# Start of DATA ENTRIES

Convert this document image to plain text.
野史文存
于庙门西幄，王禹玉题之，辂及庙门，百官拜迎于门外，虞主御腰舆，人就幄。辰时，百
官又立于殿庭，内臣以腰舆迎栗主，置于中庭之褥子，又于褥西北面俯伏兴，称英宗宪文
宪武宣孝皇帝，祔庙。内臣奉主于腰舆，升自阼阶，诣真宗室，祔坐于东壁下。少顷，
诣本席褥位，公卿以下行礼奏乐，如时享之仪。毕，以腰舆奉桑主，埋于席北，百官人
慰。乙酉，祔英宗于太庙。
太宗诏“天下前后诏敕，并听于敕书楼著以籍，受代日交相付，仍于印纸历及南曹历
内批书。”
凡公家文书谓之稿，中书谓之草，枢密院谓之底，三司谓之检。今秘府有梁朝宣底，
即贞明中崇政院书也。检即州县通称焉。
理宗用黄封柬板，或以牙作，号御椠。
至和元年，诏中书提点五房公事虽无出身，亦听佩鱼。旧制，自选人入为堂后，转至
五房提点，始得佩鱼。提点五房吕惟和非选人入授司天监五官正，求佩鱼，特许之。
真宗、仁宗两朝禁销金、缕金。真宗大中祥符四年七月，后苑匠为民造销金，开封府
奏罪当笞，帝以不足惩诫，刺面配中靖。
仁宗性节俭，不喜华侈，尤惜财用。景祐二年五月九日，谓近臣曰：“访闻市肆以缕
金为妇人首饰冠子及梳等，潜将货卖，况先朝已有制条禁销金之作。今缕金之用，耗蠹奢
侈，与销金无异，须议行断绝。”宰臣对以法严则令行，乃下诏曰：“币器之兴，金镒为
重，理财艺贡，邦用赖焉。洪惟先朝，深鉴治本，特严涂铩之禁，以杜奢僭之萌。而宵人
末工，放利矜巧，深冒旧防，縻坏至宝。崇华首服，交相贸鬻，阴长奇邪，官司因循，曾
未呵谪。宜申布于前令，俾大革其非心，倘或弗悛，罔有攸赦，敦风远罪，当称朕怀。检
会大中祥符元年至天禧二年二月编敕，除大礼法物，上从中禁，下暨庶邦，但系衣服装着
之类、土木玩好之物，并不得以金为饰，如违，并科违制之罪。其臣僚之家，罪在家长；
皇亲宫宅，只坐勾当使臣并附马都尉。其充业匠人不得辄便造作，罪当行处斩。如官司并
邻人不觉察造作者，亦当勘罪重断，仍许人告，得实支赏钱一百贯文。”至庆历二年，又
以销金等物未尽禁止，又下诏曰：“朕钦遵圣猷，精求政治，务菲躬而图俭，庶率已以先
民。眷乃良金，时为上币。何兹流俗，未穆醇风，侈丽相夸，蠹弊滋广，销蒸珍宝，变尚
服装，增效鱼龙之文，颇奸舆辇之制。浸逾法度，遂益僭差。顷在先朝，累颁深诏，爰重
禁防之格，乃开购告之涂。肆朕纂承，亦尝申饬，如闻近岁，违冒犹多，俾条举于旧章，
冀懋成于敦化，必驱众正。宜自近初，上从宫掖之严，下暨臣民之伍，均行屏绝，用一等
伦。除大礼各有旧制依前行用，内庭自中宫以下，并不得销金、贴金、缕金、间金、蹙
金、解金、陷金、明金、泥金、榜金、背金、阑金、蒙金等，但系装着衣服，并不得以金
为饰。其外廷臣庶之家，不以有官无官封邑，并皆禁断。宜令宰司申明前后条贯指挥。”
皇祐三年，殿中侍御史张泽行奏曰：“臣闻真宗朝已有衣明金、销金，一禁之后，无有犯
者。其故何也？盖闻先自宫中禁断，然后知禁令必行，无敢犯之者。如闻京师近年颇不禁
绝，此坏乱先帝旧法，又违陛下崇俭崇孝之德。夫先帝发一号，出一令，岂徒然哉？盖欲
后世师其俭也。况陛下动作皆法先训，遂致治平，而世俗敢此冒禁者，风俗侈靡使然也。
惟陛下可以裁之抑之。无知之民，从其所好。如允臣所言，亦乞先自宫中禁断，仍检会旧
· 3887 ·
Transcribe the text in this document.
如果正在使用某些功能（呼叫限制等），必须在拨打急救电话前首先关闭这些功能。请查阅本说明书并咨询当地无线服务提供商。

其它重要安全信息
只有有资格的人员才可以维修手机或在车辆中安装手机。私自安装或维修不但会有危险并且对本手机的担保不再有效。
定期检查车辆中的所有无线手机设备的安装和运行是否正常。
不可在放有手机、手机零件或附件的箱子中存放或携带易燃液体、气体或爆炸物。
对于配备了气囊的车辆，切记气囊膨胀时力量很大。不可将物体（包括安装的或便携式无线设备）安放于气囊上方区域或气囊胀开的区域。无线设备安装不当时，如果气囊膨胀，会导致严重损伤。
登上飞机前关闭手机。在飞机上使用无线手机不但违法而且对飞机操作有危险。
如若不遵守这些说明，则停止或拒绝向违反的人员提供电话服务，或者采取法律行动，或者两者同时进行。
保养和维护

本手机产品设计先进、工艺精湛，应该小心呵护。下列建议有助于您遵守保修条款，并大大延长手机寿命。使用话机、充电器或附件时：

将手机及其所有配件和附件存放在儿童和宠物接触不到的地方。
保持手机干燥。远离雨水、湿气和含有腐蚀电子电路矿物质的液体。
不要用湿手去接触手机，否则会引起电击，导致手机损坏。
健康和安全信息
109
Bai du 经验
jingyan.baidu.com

# End of DATA ENTRIES

*TASK DESCRIPTION:* Please return the data above exactly as given.

*FULL SOLUTION:*
Convert this document image to plain text.
野史文存
于庙门西幄，王禹玉题之，辂及庙门，百官拜迎于门外，虞主御腰舆，人就幄。辰时，百
官又立于殿庭，内臣以腰舆迎栗主，置于中庭之褥子，又于褥西北面俯伏兴，称英宗宪文
宪武宣孝皇帝，祔庙。内臣奉主于腰舆，升自阼阶，诣真宗室，祔坐于东壁下。少顷，
诣本席褥位，公卿以下行礼奏乐，如时享之仪。毕，以腰舆奉桑主，埋于席北，百官人
慰。乙酉，祔英宗于太庙。
太宗诏“天下前后诏敕，并听于敕书楼著以籍，受代日交相付，仍于印纸历及南曹历
内批书。”
凡公家文书谓之稿，中书谓之草，枢密院谓之底，三司谓之检。今秘府有梁朝宣底，
即贞明中崇政院书也。检即州县通称焉。
理宗用黄封柬板，或以牙作，号御椠。
至和元年，诏中书提点五房公事虽无出身，亦听佩鱼。旧制，自选人入为堂后，转至
五房提点，始得佩鱼。提点五房吕惟和非选人入授司天监五官正，求佩鱼，特许之。
真宗、仁宗两朝禁销金、缕金。真宗大中祥符四年七月，后苑匠为民造销金，开封府
奏罪当笞，帝以不足惩诫，刺面配中靖。
仁宗性节俭，不喜华侈，尤惜财用。景祐二年五月九日，谓近臣曰：“访闻市肆以缕
金为妇人首饰冠子及梳等，潜将货卖，况先朝已有制条禁销金之作。今缕金之用，耗蠹奢
侈，与销金无异，须议行断绝。”宰臣对以法严则令行，乃下诏曰：“币器之兴，金镒为
重，理财艺贡，邦用赖焉。洪惟先朝，深鉴治本，特严涂铩之禁，以杜奢僭之萌。而宵人
末工，放利矜巧，深冒旧防，縻坏至宝。崇华首服，交相贸鬻，阴长奇邪，官司因循，曾
未呵谪。宜申布于前令，俾大革其非心，倘或弗悛，罔有攸赦，敦风远罪，当称朕怀。检
会大中祥符元年至天禧二年二月编敕，除大礼法物，上从中禁，下暨庶邦，但系衣服装着
之类、土木玩好之物，并不得以金为饰，如违，并科违制之罪。其臣僚之家，罪在家长；
皇亲宫宅，只坐勾当使臣并附马都尉。其充业匠人不得辄便造作，罪当行处斩。如官司并
邻人不觉察造作者，亦当勘罪重断，仍许人告，得实支赏钱一百贯文。”至庆历二年，又
以销金等物未尽禁止，又下诏曰：“朕钦遵圣猷，精求政治，务菲躬而图俭，庶率已以先
民。眷乃良金，时为上币。何兹流俗，未穆醇风，侈丽相夸，蠹弊滋广，销蒸珍宝，变尚
服装，增效鱼龙之文，颇奸舆辇之制。浸逾法度，遂益僭差。顷在先朝，累颁深诏，爰重
禁防之格，乃开购告之涂。肆朕纂承，亦尝申饬，如闻近岁，违冒犹多，俾条举于旧章，
冀懋成于敦化，必驱众正。宜自近初，上从宫掖之严，下暨臣民之伍，均行屏绝，用一等
伦。除大礼各有旧制依前行用，内庭自中宫以下，并不得销金、贴金、缕金、间金、蹙
金、解金、陷金、明金、泥金、榜金、背金、阑金、蒙金等，但系装着衣服，并不得以金
为饰。其外廷臣庶之家，不以有官无官封邑，并皆禁断。宜令宰司申明前后条贯指挥。”
皇祐三年，殿中侍御史张泽行奏曰：“臣闻真宗朝已有衣明金、销金，一禁之后，无有犯
者。其故何也？盖闻先自宫中禁断，然后知禁令必行，无敢犯之者。如闻京师近年颇不禁
绝，此坏乱先帝旧法，又违陛下崇俭崇孝之德。夫先帝发一号，出一令，岂徒然哉？盖欲
后世师其俭也。况陛下动作皆法先训，遂致治平，而世俗敢此冒禁者，风俗侈靡使然也。
惟陛下可以裁之抑之。无知之民，从其所好。如允臣所言，亦乞先自宫中禁断，仍检会旧
· 3887 ·
Transcribe the text in this document.
如果正在使用某些功能（呼叫限制等），必须在拨打急救电话前首先关闭这些功能。请查阅本说明书并咨询当地无线服务提供商。

其它重要安全信息
只有有资格的人员才可以维修手机或在车辆中安装手机。私自安装或维修不但会有危险并且对本手机的担保不再有效。
定期检查车辆中的所有无线手机设备的安装和运行是否正常。
不可在放有手机、手机零件或附件的箱子中存放或携带易燃液体、气体或爆炸物。
对于配备了气囊的车辆，切记气囊膨胀时力量很大。不可将物体（包括安装的或便携式无线设备）安放于气囊上方区域或气囊胀开的区域。无线设备安装不当时，如果气囊膨胀，会导致严重损伤。
登上飞机前关闭手机。在飞机上使用无线手机不但违法而且对飞机操作有危险。
如若不遵守这些说明，则停止或拒绝向违反的人员提供电话服务，或者采取法律行动，或者两者同时进行。
保养和维护

本手机产品设计先进、工艺精湛，应该小心呵护。下列建议有助于您遵守保修条款，并大大延长手机寿命。使用话机、充电器或附件时：

将手机及其所有配件和附件存放在儿童和宠物接触不到的地方。
保持手机干燥。远离雨水、湿气和含有腐蚀电子电路矿物质的液体。
不要用湿手去接触手机，否则会引起电击，导致手机损坏。
健康和安全信息
109
Bai du 经验
jingyan.baidu.com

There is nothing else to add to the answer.